Records contained in a dataset
=====

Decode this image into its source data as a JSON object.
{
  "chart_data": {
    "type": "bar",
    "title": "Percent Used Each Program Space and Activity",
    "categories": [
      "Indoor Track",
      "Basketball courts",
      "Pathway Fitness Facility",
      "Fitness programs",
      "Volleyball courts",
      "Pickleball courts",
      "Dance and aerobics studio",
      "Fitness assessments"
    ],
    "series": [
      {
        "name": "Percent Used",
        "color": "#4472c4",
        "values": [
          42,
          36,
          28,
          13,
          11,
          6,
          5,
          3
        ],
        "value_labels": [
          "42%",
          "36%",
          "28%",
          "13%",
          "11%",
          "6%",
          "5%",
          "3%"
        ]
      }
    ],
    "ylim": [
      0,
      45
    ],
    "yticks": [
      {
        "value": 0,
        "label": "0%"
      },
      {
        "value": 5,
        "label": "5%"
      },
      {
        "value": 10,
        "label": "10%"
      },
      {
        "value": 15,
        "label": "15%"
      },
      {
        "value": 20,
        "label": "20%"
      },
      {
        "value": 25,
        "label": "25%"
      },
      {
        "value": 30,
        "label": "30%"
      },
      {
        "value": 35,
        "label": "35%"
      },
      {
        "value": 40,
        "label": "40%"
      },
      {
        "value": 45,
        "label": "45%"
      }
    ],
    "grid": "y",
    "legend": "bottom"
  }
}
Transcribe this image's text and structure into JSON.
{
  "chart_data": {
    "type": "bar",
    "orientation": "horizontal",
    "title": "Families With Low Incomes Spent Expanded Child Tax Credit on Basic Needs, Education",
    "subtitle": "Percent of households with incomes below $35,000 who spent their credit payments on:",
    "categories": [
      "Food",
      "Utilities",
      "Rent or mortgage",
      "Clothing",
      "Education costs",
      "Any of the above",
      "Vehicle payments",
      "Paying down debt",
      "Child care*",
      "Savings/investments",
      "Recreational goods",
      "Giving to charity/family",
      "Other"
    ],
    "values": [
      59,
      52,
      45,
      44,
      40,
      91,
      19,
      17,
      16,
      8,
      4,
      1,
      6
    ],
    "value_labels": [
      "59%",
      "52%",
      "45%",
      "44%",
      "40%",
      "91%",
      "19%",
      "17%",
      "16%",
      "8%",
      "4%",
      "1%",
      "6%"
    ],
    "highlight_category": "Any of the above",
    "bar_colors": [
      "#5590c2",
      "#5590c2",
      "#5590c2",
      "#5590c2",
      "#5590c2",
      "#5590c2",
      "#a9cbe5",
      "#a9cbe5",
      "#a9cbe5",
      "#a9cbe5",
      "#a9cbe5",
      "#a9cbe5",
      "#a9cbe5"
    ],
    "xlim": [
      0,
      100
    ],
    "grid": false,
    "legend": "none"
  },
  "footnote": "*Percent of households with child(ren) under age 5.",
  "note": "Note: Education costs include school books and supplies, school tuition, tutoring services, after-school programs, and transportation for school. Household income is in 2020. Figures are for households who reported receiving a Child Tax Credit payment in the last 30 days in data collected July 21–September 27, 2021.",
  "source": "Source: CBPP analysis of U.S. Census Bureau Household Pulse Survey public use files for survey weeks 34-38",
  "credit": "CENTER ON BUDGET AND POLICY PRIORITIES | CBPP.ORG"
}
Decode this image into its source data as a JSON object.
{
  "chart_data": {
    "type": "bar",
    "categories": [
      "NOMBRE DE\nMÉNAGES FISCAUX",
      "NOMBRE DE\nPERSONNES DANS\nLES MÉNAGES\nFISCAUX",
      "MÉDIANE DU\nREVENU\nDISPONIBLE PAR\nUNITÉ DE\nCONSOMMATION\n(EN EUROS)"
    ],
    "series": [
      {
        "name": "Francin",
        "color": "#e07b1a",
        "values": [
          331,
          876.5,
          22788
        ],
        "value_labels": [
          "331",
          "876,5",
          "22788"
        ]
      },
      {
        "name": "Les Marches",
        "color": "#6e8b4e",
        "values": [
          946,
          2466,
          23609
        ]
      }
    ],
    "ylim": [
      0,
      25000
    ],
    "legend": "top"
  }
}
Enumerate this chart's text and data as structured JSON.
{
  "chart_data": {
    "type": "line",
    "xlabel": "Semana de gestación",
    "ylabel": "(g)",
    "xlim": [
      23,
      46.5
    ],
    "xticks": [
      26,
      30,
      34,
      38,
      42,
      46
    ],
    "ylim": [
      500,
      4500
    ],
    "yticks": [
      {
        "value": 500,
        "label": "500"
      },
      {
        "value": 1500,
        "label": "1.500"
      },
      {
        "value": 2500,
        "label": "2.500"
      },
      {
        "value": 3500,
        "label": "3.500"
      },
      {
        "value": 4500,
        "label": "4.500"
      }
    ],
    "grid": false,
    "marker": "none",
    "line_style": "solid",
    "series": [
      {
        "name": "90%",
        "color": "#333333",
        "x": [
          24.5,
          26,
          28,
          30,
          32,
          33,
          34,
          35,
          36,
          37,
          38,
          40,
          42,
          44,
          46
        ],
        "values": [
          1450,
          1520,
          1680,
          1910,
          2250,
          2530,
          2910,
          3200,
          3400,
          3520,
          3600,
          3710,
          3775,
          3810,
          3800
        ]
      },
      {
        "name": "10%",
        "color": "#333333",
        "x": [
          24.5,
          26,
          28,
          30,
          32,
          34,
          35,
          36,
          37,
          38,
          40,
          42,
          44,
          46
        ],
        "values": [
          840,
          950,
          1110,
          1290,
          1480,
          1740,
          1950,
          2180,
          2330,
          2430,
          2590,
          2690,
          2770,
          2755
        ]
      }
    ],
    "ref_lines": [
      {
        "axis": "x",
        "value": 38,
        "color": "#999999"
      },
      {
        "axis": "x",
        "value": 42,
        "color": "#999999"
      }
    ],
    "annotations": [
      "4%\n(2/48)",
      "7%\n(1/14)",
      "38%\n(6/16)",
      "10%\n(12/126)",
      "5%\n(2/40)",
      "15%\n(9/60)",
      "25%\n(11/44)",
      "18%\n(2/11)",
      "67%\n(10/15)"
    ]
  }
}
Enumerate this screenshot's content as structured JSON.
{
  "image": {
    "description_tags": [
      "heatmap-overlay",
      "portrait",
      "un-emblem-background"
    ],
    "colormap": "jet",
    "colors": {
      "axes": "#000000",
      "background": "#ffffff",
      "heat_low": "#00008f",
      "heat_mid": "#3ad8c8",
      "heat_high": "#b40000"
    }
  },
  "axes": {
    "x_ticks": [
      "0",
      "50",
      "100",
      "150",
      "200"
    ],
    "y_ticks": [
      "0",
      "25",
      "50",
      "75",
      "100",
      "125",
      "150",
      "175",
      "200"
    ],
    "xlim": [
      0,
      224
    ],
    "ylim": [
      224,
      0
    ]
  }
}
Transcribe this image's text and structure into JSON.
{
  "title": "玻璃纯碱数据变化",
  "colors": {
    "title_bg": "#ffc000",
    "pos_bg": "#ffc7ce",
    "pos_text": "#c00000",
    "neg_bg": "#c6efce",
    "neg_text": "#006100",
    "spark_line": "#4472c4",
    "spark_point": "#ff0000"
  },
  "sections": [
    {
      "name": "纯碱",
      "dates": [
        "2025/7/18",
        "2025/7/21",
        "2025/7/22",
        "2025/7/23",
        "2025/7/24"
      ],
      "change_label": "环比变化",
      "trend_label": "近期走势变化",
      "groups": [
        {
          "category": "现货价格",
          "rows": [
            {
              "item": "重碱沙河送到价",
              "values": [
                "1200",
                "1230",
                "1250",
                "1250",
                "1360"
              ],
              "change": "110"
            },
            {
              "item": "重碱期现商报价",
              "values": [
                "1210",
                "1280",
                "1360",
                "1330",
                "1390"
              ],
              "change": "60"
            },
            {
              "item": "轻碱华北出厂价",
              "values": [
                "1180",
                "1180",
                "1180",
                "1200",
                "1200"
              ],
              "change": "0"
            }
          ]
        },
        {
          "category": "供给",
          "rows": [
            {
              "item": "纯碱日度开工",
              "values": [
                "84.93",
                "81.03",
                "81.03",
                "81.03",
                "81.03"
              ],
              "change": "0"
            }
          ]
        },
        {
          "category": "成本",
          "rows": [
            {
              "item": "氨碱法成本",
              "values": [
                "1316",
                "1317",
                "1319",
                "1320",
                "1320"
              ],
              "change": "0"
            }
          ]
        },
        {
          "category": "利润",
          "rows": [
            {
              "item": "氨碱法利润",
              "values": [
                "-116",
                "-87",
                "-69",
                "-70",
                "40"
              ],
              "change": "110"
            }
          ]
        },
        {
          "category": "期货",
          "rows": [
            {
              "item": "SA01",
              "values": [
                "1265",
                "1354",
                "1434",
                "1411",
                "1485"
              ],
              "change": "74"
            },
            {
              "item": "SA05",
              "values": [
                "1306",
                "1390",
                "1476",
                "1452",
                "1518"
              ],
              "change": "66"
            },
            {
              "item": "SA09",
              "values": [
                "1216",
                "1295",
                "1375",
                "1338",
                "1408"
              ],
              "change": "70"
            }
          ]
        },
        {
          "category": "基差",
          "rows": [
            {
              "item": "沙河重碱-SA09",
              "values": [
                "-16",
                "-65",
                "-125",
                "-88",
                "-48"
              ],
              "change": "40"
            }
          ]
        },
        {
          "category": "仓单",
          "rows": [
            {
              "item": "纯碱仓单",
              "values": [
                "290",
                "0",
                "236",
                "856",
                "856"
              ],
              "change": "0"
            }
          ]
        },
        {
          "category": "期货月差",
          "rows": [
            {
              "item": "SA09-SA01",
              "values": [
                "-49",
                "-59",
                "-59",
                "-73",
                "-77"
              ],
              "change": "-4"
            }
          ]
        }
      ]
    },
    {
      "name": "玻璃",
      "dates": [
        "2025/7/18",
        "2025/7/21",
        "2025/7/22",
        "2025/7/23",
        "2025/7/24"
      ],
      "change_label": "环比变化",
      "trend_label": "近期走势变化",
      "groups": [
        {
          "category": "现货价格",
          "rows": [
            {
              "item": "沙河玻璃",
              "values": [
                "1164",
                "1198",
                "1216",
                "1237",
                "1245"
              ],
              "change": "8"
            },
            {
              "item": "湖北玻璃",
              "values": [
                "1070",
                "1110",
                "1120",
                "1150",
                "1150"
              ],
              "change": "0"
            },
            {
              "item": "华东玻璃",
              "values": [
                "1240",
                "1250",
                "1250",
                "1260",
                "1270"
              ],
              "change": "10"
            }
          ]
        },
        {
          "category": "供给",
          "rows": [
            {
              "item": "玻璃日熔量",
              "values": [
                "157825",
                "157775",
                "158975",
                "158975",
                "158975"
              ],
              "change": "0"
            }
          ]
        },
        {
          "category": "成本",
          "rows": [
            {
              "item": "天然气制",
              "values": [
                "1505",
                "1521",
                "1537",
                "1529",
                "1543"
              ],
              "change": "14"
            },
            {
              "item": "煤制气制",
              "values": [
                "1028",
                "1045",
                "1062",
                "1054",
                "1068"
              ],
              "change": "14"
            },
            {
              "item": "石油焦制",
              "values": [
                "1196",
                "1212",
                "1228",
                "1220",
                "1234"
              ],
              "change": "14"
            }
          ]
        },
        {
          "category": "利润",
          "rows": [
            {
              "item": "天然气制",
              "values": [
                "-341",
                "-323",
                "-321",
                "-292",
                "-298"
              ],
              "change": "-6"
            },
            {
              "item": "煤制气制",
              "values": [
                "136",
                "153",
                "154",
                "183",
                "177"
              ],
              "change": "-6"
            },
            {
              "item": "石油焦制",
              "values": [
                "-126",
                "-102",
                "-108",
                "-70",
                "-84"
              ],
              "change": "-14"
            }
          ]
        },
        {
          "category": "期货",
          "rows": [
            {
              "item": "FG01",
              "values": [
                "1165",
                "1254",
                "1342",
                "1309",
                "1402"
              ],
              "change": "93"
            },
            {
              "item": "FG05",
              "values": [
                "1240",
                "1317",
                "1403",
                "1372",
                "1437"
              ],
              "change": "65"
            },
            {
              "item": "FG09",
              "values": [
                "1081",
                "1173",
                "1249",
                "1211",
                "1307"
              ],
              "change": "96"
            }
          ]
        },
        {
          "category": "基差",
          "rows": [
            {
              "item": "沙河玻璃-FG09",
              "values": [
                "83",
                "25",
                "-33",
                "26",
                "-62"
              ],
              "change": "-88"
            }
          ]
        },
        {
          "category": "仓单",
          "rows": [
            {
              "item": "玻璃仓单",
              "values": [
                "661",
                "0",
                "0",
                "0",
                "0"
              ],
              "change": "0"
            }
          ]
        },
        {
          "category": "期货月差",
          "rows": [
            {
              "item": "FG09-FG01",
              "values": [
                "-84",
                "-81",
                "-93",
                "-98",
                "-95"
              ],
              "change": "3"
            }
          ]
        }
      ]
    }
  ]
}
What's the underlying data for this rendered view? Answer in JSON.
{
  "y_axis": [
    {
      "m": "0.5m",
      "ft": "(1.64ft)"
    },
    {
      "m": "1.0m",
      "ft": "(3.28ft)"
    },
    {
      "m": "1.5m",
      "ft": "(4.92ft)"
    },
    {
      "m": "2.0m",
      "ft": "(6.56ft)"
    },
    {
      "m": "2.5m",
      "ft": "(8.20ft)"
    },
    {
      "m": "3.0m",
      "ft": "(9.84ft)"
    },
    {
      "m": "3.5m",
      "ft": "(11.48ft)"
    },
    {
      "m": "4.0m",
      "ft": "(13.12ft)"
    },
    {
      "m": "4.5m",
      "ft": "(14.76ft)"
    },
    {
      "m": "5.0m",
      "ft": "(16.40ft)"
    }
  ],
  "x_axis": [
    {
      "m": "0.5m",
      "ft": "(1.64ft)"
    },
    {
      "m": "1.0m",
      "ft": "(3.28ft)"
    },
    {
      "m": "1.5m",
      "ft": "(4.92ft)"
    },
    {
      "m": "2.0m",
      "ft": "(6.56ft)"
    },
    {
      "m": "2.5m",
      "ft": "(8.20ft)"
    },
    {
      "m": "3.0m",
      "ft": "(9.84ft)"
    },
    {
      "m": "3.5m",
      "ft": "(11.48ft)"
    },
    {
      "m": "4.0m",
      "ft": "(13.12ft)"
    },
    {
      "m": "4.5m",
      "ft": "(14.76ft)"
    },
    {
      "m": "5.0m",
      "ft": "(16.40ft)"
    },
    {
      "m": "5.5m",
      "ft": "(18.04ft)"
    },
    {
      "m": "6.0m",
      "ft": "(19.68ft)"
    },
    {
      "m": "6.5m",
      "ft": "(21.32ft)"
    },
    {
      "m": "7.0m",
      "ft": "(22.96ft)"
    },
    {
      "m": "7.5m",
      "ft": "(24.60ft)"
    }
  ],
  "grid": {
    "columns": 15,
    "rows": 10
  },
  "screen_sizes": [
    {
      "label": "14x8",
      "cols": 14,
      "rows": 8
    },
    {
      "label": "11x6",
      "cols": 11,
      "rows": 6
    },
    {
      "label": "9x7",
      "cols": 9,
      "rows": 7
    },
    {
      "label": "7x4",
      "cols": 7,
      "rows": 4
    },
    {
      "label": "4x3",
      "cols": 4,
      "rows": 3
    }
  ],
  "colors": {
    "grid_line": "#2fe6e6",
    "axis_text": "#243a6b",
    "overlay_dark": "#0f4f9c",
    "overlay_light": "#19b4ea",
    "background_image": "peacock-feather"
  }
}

=====

→ **Stated problem**:
Review the material and copy each line in which the word "above" appears.

→ **Worked answer**:
      "Any of the above",
    "highlight_category": "Any of the above",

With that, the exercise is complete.